Entries supplied:
┄┄┄┄┄┄┄┄┄┄┄┄┄┄┄┄┄┄┄┄
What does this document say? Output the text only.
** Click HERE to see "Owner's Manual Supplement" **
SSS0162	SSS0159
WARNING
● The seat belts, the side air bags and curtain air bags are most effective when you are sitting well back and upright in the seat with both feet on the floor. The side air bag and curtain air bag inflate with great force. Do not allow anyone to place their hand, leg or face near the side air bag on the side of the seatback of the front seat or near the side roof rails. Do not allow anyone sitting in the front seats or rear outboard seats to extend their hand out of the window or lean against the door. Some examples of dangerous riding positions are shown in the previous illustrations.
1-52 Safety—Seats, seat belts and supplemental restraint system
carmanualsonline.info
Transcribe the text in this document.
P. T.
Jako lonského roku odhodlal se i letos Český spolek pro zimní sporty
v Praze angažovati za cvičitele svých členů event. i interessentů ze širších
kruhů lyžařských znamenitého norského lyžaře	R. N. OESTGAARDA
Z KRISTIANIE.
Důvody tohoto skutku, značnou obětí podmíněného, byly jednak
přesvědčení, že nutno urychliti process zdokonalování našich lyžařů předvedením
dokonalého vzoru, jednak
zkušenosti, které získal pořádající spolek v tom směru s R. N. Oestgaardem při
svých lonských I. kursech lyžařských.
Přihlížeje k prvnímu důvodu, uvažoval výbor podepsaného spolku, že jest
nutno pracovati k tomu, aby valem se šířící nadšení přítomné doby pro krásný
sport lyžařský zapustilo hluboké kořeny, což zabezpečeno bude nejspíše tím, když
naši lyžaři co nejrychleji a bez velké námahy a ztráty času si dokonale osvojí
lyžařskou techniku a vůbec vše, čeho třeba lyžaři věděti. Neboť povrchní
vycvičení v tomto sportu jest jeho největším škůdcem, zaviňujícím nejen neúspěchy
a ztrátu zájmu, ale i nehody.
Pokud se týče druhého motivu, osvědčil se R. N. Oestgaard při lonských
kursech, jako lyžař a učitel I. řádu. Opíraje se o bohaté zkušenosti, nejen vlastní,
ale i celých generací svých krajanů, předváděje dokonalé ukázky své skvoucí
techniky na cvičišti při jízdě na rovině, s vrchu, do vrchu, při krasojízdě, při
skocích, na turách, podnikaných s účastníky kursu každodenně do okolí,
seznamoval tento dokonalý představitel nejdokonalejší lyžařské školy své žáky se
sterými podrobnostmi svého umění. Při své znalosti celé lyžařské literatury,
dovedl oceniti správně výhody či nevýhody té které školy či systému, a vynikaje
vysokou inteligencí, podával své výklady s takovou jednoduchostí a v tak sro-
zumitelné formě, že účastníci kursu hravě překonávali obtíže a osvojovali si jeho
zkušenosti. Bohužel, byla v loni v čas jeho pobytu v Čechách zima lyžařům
┄┄┄┄┄┄┄┄┄┄┄┄┄┄┄┄┄┄┄┄
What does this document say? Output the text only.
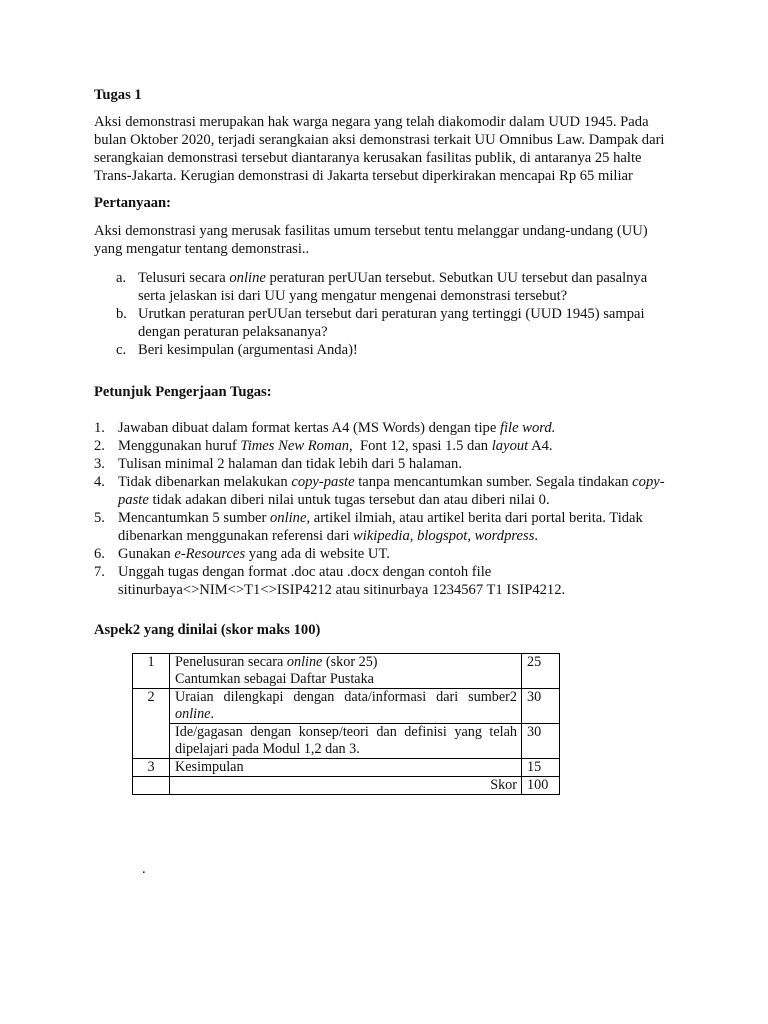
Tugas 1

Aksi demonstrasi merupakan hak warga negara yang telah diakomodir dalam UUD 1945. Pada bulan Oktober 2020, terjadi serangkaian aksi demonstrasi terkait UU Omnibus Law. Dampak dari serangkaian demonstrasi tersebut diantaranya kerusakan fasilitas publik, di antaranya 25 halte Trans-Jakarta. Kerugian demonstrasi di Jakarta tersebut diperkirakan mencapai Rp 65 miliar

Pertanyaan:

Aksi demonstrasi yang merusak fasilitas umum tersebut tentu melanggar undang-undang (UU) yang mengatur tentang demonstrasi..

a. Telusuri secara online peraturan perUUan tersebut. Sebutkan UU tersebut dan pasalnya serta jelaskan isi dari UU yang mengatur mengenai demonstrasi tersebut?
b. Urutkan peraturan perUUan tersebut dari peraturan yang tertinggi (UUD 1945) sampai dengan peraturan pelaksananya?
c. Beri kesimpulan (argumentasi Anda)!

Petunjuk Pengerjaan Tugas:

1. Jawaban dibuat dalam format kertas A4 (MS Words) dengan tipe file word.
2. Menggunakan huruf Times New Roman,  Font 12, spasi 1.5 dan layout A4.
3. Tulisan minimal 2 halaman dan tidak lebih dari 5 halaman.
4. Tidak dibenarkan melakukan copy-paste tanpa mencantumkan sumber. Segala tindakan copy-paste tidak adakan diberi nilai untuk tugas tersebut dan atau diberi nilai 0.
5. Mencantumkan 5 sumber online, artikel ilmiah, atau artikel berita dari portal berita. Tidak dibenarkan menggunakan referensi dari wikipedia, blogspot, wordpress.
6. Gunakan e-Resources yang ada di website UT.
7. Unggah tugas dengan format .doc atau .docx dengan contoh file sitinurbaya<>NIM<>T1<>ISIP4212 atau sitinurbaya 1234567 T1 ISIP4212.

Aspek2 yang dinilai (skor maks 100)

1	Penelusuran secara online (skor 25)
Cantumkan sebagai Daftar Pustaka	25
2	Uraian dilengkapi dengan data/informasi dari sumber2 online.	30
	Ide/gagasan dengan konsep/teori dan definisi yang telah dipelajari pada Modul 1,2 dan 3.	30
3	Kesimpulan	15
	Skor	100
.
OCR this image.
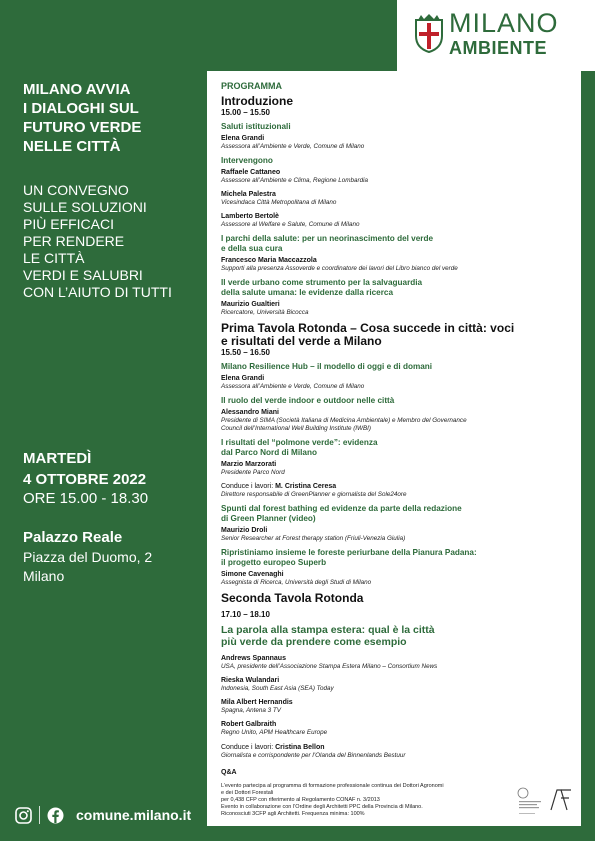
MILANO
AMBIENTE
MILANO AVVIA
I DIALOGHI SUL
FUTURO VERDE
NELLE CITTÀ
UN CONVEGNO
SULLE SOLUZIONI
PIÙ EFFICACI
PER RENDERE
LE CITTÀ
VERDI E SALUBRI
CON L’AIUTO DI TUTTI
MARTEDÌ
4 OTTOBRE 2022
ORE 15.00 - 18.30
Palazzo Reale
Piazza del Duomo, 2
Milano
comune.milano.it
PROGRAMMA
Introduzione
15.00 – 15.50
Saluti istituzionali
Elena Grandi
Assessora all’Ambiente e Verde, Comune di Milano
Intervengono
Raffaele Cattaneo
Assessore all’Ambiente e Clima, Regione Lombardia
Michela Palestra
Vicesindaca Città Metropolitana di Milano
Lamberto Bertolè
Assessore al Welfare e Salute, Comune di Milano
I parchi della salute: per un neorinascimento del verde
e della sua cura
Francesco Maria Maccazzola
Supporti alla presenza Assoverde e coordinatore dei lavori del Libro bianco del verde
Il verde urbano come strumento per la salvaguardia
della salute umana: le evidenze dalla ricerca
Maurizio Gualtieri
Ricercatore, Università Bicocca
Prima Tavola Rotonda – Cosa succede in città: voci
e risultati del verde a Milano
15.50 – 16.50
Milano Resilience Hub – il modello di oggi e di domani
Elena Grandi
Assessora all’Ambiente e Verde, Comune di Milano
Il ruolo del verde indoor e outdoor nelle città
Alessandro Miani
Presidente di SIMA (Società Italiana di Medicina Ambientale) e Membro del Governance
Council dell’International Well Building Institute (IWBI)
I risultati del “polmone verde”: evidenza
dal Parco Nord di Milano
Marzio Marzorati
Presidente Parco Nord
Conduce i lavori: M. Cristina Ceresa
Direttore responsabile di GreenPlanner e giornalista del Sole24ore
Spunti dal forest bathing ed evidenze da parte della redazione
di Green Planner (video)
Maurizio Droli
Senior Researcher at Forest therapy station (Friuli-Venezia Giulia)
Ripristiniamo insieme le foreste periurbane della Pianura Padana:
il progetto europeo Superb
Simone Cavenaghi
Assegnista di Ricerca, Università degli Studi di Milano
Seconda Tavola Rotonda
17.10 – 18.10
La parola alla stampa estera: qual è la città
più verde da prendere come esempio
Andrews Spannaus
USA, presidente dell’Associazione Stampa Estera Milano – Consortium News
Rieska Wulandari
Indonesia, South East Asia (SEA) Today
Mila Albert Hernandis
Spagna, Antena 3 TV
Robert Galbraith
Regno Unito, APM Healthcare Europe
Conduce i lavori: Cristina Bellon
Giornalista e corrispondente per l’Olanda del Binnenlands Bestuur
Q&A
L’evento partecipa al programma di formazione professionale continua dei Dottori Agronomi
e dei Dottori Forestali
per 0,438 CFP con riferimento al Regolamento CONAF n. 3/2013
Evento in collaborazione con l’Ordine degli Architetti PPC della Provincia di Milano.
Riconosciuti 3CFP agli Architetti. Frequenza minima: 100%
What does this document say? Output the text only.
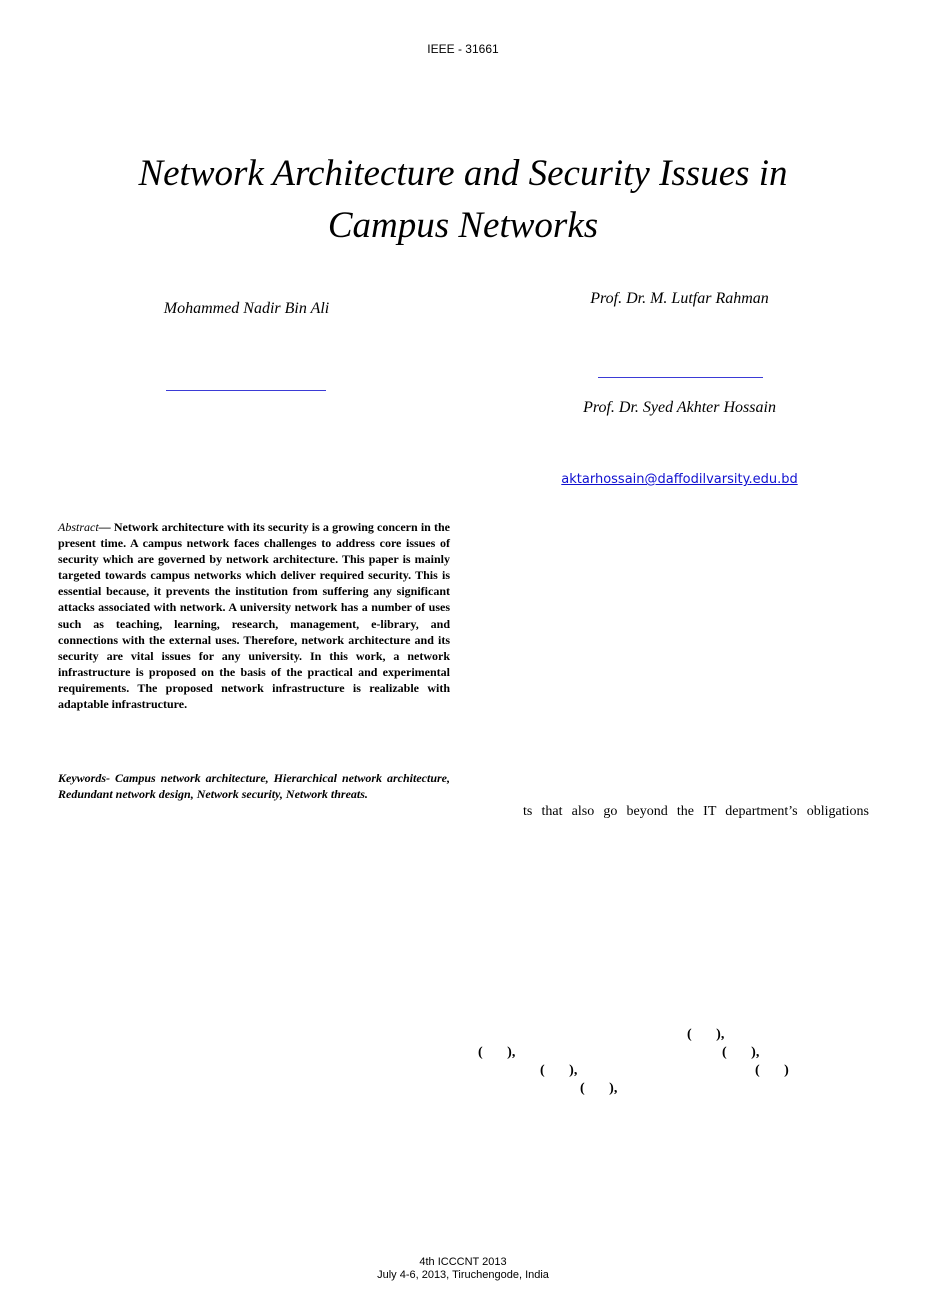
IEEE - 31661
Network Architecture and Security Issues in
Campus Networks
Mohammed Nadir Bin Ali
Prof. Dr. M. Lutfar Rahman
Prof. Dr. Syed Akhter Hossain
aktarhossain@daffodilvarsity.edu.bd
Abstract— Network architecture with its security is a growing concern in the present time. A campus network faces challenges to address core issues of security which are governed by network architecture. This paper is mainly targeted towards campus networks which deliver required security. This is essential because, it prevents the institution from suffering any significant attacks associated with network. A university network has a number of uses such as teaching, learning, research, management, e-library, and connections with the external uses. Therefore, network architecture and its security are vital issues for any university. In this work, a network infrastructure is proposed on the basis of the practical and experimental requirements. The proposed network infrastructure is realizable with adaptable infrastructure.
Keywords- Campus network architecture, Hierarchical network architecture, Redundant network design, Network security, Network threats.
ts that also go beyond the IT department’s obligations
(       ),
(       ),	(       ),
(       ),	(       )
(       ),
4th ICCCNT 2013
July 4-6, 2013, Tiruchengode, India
┄┄┄┄┄┄┄┄┄┄┄┄┄┄┄┄┄┄┄┄
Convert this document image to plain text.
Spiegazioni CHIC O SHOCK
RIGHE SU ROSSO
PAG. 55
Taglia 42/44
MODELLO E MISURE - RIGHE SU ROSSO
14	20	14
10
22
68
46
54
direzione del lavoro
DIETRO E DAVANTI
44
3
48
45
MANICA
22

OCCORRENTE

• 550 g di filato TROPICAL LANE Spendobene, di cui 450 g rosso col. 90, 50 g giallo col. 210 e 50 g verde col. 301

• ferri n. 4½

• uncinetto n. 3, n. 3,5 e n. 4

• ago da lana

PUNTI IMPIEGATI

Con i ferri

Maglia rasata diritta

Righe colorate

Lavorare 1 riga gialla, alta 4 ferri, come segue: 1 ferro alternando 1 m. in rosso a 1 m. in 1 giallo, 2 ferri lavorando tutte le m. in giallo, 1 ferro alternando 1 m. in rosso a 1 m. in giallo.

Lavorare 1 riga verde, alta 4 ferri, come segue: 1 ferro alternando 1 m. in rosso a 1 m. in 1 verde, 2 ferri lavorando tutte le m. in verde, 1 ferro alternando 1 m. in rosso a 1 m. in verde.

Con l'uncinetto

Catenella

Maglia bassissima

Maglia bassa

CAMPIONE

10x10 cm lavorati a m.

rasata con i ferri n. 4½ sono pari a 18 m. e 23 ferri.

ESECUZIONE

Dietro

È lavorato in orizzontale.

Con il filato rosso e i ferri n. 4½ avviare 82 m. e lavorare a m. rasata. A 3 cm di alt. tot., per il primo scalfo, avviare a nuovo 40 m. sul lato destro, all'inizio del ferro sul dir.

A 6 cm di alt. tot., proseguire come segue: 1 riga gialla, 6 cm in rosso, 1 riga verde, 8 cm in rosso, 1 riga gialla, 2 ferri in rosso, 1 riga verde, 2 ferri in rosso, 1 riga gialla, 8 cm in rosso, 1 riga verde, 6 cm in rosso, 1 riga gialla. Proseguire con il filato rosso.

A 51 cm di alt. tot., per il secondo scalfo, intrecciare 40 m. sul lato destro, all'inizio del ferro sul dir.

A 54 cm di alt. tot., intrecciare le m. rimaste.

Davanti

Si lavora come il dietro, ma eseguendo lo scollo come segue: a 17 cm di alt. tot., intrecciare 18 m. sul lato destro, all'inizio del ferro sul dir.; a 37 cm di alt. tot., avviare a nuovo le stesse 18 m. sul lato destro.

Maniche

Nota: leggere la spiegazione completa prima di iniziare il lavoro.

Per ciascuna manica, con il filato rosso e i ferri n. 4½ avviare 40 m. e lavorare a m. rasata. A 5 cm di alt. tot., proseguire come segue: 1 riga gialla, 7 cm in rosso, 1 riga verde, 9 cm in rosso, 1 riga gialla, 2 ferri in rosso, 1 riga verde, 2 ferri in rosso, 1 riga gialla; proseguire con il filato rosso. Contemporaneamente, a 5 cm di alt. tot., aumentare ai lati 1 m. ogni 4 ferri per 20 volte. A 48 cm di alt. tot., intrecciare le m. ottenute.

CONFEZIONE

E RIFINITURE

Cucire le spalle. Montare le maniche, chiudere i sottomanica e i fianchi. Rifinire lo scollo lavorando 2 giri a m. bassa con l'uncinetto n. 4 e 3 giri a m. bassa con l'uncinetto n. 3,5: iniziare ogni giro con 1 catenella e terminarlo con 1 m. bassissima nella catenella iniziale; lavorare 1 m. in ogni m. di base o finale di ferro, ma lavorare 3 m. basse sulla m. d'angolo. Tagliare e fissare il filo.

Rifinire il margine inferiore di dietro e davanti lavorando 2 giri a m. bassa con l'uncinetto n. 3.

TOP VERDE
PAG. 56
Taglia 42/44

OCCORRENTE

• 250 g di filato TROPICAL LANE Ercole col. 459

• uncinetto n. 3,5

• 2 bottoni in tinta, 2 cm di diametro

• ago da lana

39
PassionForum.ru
┄┄┄┄┄┄┄┄┄┄┄┄┄┄┄┄┄┄┄┄
Show the lines where the word "mengatur" appears in the entries.

Result of the exercise:
Aksi demonstrasi yang merusak fasilitas umum tersebut tentu melanggar undang-undang (UU) yang mengatur tentang demonstrasi..
a. Telusuri secara online peraturan perUUan tersebut. Sebutkan UU tersebut dan pasalnya serta jelaskan isi dari UU yang mengatur mengenai demonstrasi tersebut?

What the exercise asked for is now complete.